**What you have to do**
Identify every line containing the word "rasa" and reproduce each one.

(Data entries)
######
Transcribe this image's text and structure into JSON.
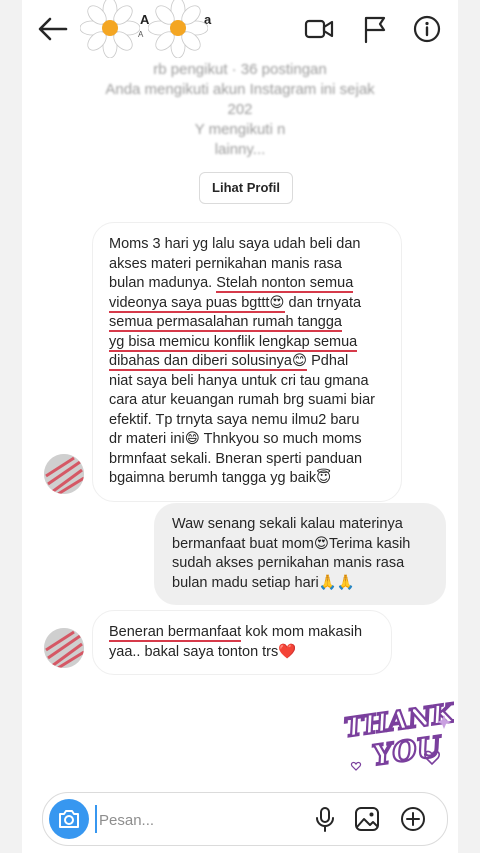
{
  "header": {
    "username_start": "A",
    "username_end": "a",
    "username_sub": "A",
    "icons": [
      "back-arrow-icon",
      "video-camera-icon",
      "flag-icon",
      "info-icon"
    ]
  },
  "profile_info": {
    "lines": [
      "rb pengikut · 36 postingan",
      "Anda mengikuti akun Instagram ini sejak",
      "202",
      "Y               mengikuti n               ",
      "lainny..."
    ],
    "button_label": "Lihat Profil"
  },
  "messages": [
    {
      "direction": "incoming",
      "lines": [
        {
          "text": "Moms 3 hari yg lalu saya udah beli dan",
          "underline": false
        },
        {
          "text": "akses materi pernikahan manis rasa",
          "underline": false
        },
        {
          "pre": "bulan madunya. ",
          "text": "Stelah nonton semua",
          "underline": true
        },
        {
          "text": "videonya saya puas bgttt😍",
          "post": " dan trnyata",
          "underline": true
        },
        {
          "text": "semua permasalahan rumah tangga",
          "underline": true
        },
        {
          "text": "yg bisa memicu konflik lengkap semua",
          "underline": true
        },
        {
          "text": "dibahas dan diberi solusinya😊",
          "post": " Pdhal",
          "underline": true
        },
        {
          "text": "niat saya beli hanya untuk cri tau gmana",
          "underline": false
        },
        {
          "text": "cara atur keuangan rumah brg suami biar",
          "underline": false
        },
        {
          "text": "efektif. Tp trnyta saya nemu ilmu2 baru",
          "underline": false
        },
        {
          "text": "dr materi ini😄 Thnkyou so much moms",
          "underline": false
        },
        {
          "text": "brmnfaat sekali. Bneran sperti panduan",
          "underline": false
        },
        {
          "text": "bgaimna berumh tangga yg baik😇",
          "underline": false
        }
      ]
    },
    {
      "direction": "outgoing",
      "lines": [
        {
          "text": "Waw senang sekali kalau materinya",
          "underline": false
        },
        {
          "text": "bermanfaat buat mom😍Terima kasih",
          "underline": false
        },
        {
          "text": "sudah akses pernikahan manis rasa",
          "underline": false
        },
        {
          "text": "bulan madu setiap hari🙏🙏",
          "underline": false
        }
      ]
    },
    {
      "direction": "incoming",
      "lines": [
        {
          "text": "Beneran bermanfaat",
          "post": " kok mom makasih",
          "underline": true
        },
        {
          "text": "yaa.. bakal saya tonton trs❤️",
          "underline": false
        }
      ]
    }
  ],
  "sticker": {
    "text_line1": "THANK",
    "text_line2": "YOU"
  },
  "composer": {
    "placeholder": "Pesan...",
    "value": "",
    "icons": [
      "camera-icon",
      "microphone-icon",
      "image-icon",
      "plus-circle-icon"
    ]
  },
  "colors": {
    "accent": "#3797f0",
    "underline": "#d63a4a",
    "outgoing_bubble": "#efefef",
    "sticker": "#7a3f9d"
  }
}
######
**Written reply**
          "text": "akses materi pernikahan manis rasa",
          "text": "sudah akses pernikahan manis rasa",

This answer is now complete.